**Assigned task**
Extract the whole listing as it stands. Do not include the pictures.

**Provided records**
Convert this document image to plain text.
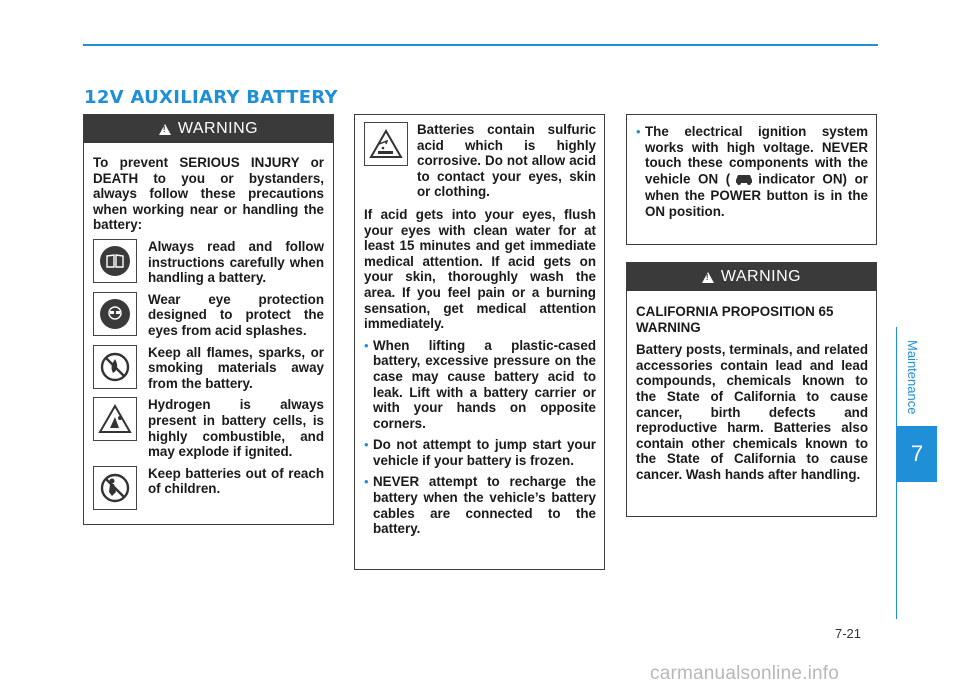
12V AUXILIARY BATTERY
!
WARNING
To prevent SERIOUS INJURY or DEATH to you or bystanders, always follow these precautions when working near or handling the battery:
Always read and follow instructions carefully when handling a battery.
Wear eye protection designed to protect the eyes from acid splashes.
Keep all flames, sparks, or smoking materials away from the battery.
Hydrogen is always present in battery cells, is highly combustible, and may explode if ignited.
Keep batteries out of reach of children.
Batteries contain sulfuric acid which is highly corrosive. Do not allow acid to contact your eyes, skin or clothing.
If acid gets into your eyes, flush your eyes with clean water for at least 15 minutes and get immediate medical attention. If acid gets on your skin, thoroughly wash the area. If you feel pain or a burning sensation, get medical attention immediately.
• When lifting a plastic-cased battery, excessive pressure on the case may cause battery acid to leak. Lift with a battery carrier or with your hands on opposite corners.
• Do not attempt to jump start your vehicle if your battery is frozen.
• NEVER attempt to recharge the battery when the vehicle’s battery cables are connected to the battery.
• The electrical ignition system works with high voltage. NEVER touch these components with the vehicle ON ( indicator ON) or when the POWER button is in the ON position.
!
WARNING
CALIFORNIA PROPOSITION 65 WARNING
Battery posts, terminals, and related accessories contain lead and lead compounds, chemicals known to the State of California to cause cancer, birth defects and reproductive harm. Batteries also contain other chemicals known to the State of California to cause cancer. Wash hands after handling.
Maintenance
7
7-21
carmanualsonline.info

**Response**
Convert this document image to plain text.
12V AUXILIARY BATTERY
!
WARNING
To prevent SERIOUS INJURY or DEATH to you or bystanders, always follow these precautions when working near or handling the battery:
Always read and follow instructions carefully when handling a battery.
Wear eye protection designed to protect the eyes from acid splashes.
Keep all flames, sparks, or smoking materials away from the battery.
Hydrogen is always present in battery cells, is highly combustible, and may explode if ignited.
Keep batteries out of reach of children.
Batteries contain sulfuric acid which is highly corrosive. Do not allow acid to contact your eyes, skin or clothing.
If acid gets into your eyes, flush your eyes with clean water for at least 15 minutes and get immediate medical attention. If acid gets on your skin, thoroughly wash the area. If you feel pain or a burning sensation, get medical attention immediately.
• When lifting a plastic-cased battery, excessive pressure on the case may cause battery acid to leak. Lift with a battery carrier or with your hands on opposite corners.
• Do not attempt to jump start your vehicle if your battery is frozen.
• NEVER attempt to recharge the battery when the vehicle’s battery cables are connected to the battery.
• The electrical ignition system works with high voltage. NEVER touch these components with the vehicle ON ( indicator ON) or when the POWER button is in the ON position.
!
WARNING
CALIFORNIA PROPOSITION 65 WARNING
Battery posts, terminals, and related accessories contain lead and lead compounds, chemicals known to the State of California to cause cancer, birth defects and reproductive harm. Batteries also contain other chemicals known to the State of California to cause cancer. Wash hands after handling.
Maintenance
7
7-21
carmanualsonline.info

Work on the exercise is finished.